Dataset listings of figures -

=-=-=-=-=

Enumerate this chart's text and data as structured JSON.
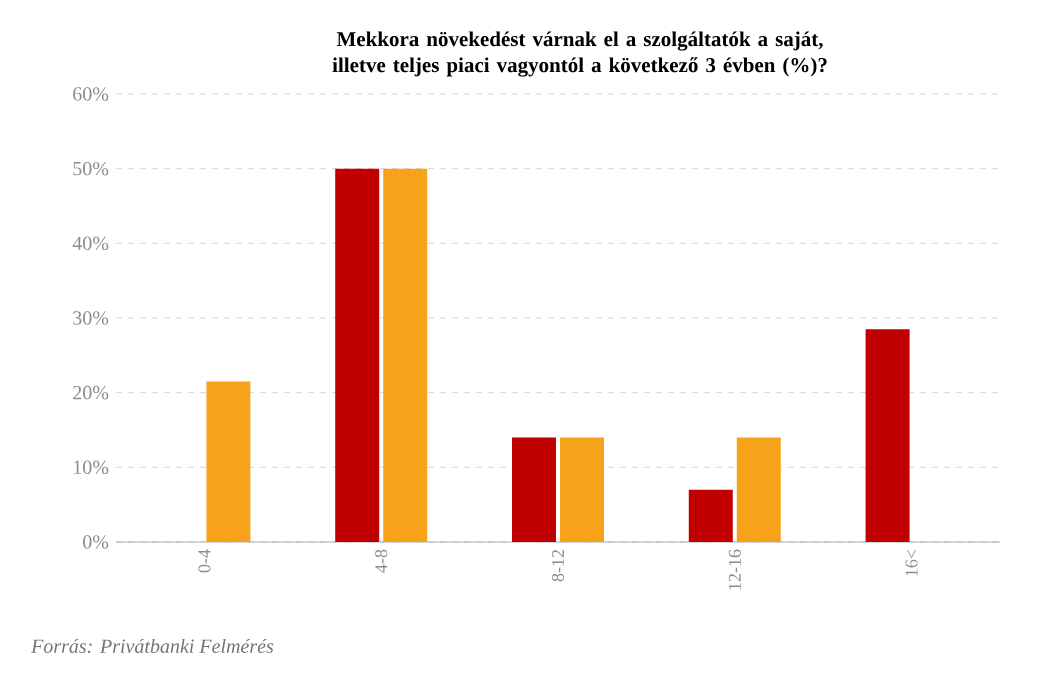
{
  "chart_data": {
    "type": "bar",
    "title": "Mekkora növekedést várnak el a szolgáltatók a saját, illetve teljes piaci vagyontól a következő 3 évben (%)?",
    "categories": [
      "0-4",
      "4-8",
      "8-12",
      "12-16",
      "16<"
    ],
    "series": [
      {
        "color": "#c00000",
        "values": [
          null,
          50,
          14,
          7,
          28.5
        ]
      },
      {
        "color": "#f7a21b",
        "values": [
          21.5,
          50,
          14,
          14,
          null
        ]
      }
    ],
    "ylim": [
      0,
      60
    ],
    "yticks": [
      {
        "value": 0,
        "label": "0%"
      },
      {
        "value": 10,
        "label": "10%"
      },
      {
        "value": 20,
        "label": "20%"
      },
      {
        "value": 30,
        "label": "30%"
      },
      {
        "value": 40,
        "label": "40%"
      },
      {
        "value": 50,
        "label": "50%"
      },
      {
        "value": 60,
        "label": "60%"
      }
    ],
    "grid": "y",
    "annotations": [
      "Forrás: Privátbanki Felmérés"
    ]
  }
}
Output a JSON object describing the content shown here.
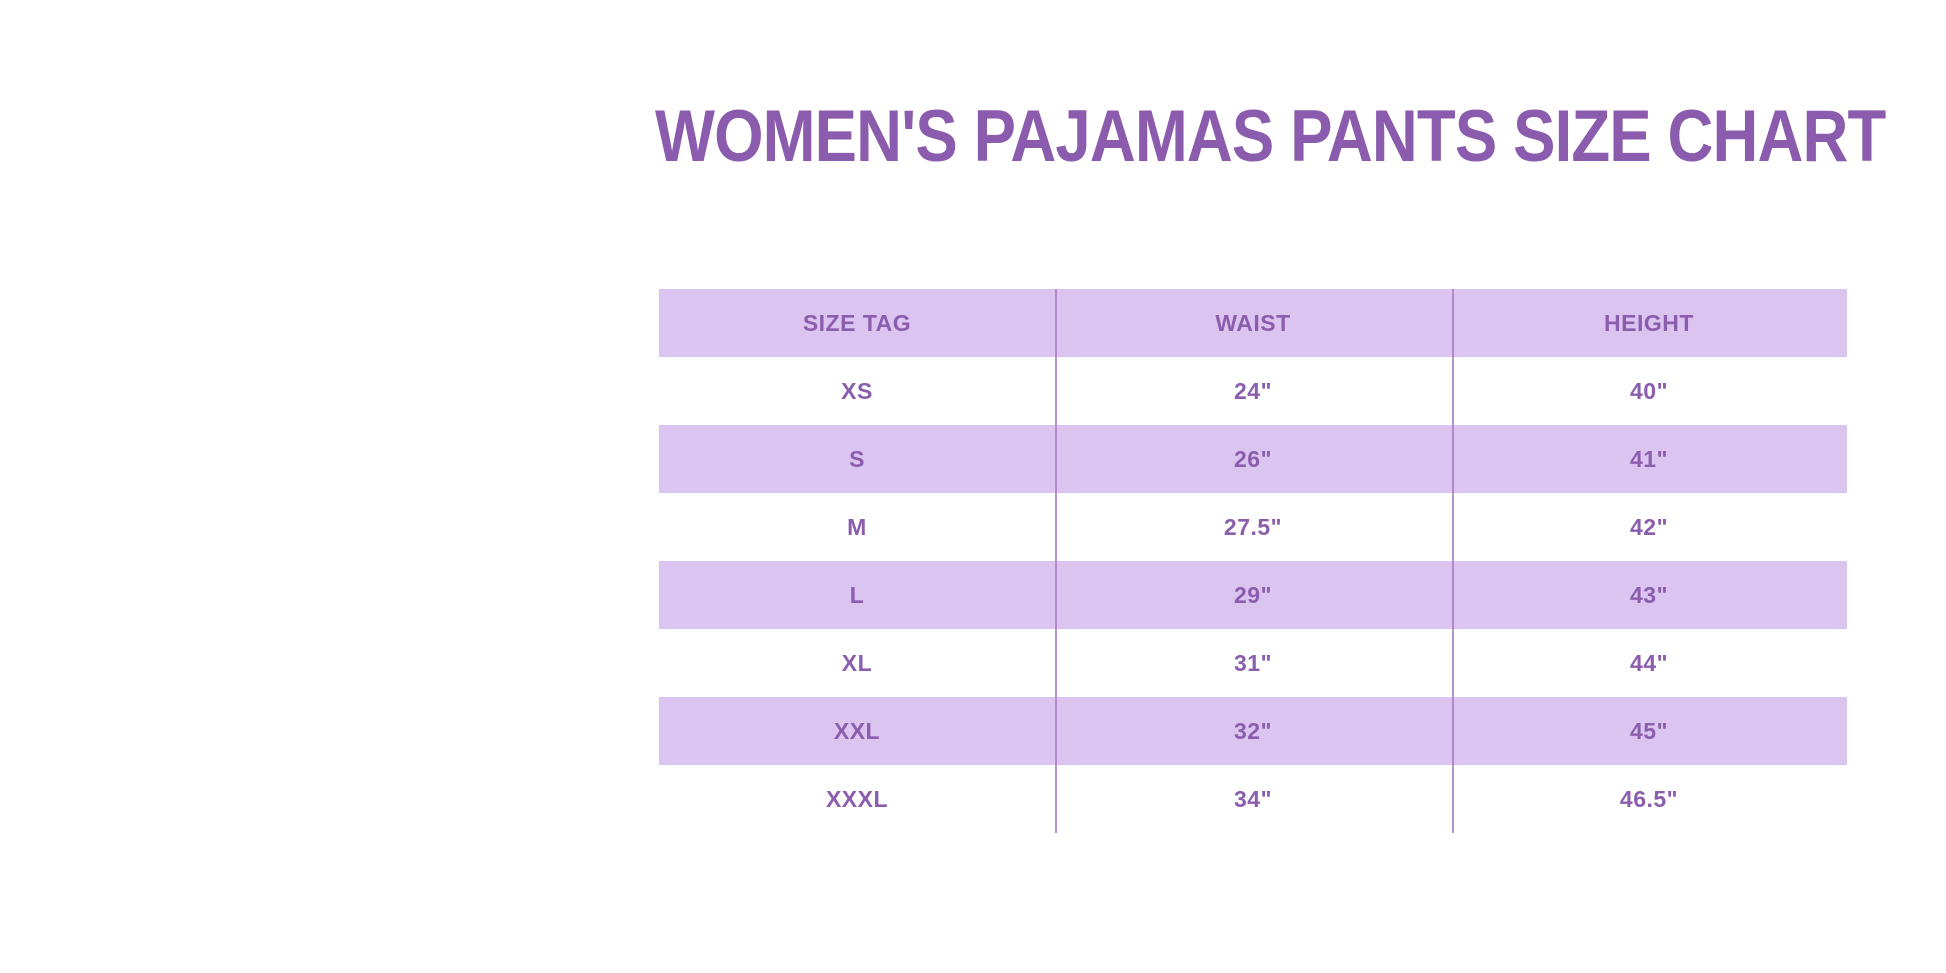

=-=-=-=-=

PROBLEM REQUIREMENTS - Pictures stay out; repeat all the rest of the records exactly.

FINISHED ANSWER -
Enumerate this chart's text and data as structured JSON.
{
  "chart_data": {
    "type": "bar",
    "title": "Mekkora növekedést várnak el a szolgáltatók a saját, illetve teljes piaci vagyontól a következő 3 évben (%)?",
    "categories": [
      "0-4",
      "4-8",
      "8-12",
      "12-16",
      "16<"
    ],
    "series": [
      {
        "color": "#c00000",
        "values": [
          null,
          50,
          14,
          7,
          28.5
        ]
      },
      {
        "color": "#f7a21b",
        "values": [
          21.5,
          50,
          14,
          14,
          null
        ]
      }
    ],
    "ylim": [
      0,
      60
    ],
    "yticks": [
      {
        "value": 0,
        "label": "0%"
      },
      {
        "value": 10,
        "label": "10%"
      },
      {
        "value": 20,
        "label": "20%"
      },
      {
        "value": 30,
        "label": "30%"
      },
      {
        "value": 40,
        "label": "40%"
      },
      {
        "value": 50,
        "label": "50%"
      },
      {
        "value": 60,
        "label": "60%"
      }
    ],
    "grid": "y",
    "annotations": [
      "Forrás: Privátbanki Felmérés"
    ]
  }
}
Output a JSON object describing the content shown here.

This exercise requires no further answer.